What is expected
Copy every record exactly, and keep the pictures out.

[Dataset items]
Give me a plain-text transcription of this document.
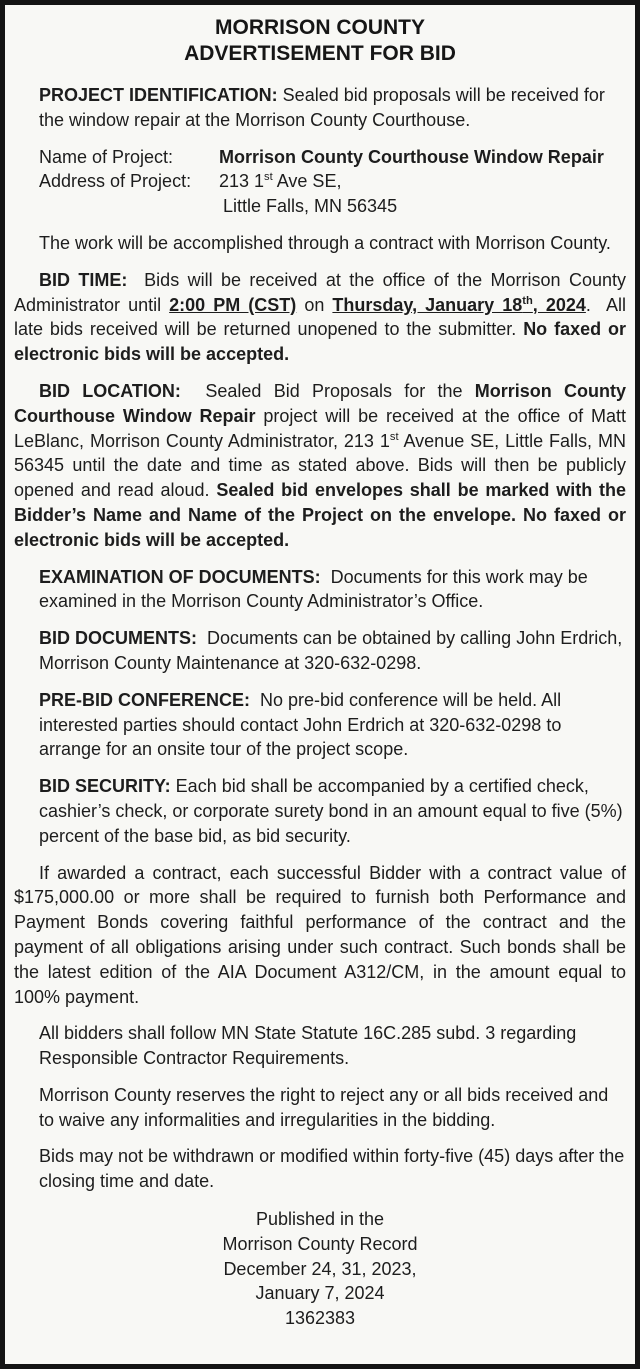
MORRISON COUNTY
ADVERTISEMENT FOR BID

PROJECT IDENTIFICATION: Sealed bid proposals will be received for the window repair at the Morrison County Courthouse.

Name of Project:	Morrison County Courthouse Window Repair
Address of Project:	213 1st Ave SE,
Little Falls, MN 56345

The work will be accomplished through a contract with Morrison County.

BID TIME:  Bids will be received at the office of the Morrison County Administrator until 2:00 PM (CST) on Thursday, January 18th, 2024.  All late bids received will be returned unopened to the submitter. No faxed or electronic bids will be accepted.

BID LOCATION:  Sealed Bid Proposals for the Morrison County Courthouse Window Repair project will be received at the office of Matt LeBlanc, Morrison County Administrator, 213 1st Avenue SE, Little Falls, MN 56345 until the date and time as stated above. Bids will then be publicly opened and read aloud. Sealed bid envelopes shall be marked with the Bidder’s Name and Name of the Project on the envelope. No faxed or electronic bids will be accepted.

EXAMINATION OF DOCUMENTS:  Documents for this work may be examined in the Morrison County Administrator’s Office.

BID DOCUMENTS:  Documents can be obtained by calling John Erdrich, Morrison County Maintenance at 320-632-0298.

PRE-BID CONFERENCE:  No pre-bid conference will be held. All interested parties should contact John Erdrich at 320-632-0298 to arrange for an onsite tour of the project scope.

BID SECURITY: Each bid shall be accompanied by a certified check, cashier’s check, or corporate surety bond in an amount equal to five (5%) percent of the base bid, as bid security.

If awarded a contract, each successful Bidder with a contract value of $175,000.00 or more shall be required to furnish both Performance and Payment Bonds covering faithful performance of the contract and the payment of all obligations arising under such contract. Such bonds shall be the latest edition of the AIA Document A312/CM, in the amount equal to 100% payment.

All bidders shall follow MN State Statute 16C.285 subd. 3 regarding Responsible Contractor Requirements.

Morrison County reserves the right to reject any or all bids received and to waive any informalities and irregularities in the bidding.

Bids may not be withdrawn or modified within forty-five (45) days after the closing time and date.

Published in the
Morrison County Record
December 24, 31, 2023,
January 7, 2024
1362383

Solution to the problem
Give me a plain-text transcription of this document.
MORRISON COUNTY
ADVERTISEMENT FOR BID

PROJECT IDENTIFICATION: Sealed bid proposals will be received for the window repair at the Morrison County Courthouse.

Name of Project:	Morrison County Courthouse Window Repair
Address of Project:	213 1st Ave SE,
Little Falls, MN 56345

The work will be accomplished through a contract with Morrison County.

BID TIME:  Bids will be received at the office of the Morrison County Administrator until 2:00 PM (CST) on Thursday, January 18th, 2024.  All late bids received will be returned unopened to the submitter. No faxed or electronic bids will be accepted.

BID LOCATION:  Sealed Bid Proposals for the Morrison County Courthouse Window Repair project will be received at the office of Matt LeBlanc, Morrison County Administrator, 213 1st Avenue SE, Little Falls, MN 56345 until the date and time as stated above. Bids will then be publicly opened and read aloud. Sealed bid envelopes shall be marked with the Bidder’s Name and Name of the Project on the envelope. No faxed or electronic bids will be accepted.

EXAMINATION OF DOCUMENTS:  Documents for this work may be examined in the Morrison County Administrator’s Office.

BID DOCUMENTS:  Documents can be obtained by calling John Erdrich, Morrison County Maintenance at 320-632-0298.

PRE-BID CONFERENCE:  No pre-bid conference will be held. All interested parties should contact John Erdrich at 320-632-0298 to arrange for an onsite tour of the project scope.

BID SECURITY: Each bid shall be accompanied by a certified check, cashier’s check, or corporate surety bond in an amount equal to five (5%) percent of the base bid, as bid security.

If awarded a contract, each successful Bidder with a contract value of $175,000.00 or more shall be required to furnish both Performance and Payment Bonds covering faithful performance of the contract and the payment of all obligations arising under such contract. Such bonds shall be the latest edition of the AIA Document A312/CM, in the amount equal to 100% payment.

All bidders shall follow MN State Statute 16C.285 subd. 3 regarding Responsible Contractor Requirements.

Morrison County reserves the right to reject any or all bids received and to waive any informalities and irregularities in the bidding.

Bids may not be withdrawn or modified within forty-five (45) days after the closing time and date.

Published in the
Morrison County Record
December 24, 31, 2023,
January 7, 2024
1362383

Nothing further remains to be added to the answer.